Write each line out exactly, leaving none out.

(Data records)
## start

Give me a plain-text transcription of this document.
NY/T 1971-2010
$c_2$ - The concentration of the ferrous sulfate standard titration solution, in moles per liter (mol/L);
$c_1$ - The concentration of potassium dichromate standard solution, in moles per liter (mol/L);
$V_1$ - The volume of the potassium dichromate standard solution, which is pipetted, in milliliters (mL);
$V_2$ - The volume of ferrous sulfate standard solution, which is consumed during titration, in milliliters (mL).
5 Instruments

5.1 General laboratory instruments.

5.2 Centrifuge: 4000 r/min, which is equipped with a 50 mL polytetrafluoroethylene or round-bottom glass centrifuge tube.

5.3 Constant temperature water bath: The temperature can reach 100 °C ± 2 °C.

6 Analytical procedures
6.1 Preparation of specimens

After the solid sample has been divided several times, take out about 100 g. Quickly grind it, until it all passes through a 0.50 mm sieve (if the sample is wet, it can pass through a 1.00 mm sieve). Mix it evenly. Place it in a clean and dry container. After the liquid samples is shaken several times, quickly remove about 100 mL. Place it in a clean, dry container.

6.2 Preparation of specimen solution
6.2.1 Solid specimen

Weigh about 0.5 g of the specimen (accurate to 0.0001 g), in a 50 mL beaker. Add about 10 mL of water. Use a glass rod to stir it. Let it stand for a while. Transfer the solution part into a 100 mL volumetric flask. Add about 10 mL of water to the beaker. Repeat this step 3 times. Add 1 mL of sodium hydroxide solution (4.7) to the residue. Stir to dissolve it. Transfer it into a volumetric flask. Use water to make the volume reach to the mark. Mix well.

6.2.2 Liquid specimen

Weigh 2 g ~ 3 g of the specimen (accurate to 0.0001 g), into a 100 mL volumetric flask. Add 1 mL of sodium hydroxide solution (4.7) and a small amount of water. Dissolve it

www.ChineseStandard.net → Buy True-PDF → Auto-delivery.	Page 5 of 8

## end

→ **Correct result**:
Give me a plain-text transcription of this document.
NY/T 1971-2010
$c_2$ - The concentration of the ferrous sulfate standard titration solution, in moles per liter (mol/L);
$c_1$ - The concentration of potassium dichromate standard solution, in moles per liter (mol/L);
$V_1$ - The volume of the potassium dichromate standard solution, which is pipetted, in milliliters (mL);
$V_2$ - The volume of ferrous sulfate standard solution, which is consumed during titration, in milliliters (mL).
5 Instruments

5.1 General laboratory instruments.

5.2 Centrifuge: 4000 r/min, which is equipped with a 50 mL polytetrafluoroethylene or round-bottom glass centrifuge tube.

5.3 Constant temperature water bath: The temperature can reach 100 °C ± 2 °C.

6 Analytical procedures
6.1 Preparation of specimens

After the solid sample has been divided several times, take out about 100 g. Quickly grind it, until it all passes through a 0.50 mm sieve (if the sample is wet, it can pass through a 1.00 mm sieve). Mix it evenly. Place it in a clean and dry container. After the liquid samples is shaken several times, quickly remove about 100 mL. Place it in a clean, dry container.

6.2 Preparation of specimen solution
6.2.1 Solid specimen

Weigh about 0.5 g of the specimen (accurate to 0.0001 g), in a 50 mL beaker. Add about 10 mL of water. Use a glass rod to stir it. Let it stand for a while. Transfer the solution part into a 100 mL volumetric flask. Add about 10 mL of water to the beaker. Repeat this step 3 times. Add 1 mL of sodium hydroxide solution (4.7) to the residue. Stir to dissolve it. Transfer it into a volumetric flask. Use water to make the volume reach to the mark. Mix well.

6.2.2 Liquid specimen

Weigh 2 g ~ 3 g of the specimen (accurate to 0.0001 g), into a 100 mL volumetric flask. Add 1 mL of sodium hydroxide solution (4.7) and a small amount of water. Dissolve it

www.ChineseStandard.net → Buy True-PDF → Auto-delivery.	Page 5 of 8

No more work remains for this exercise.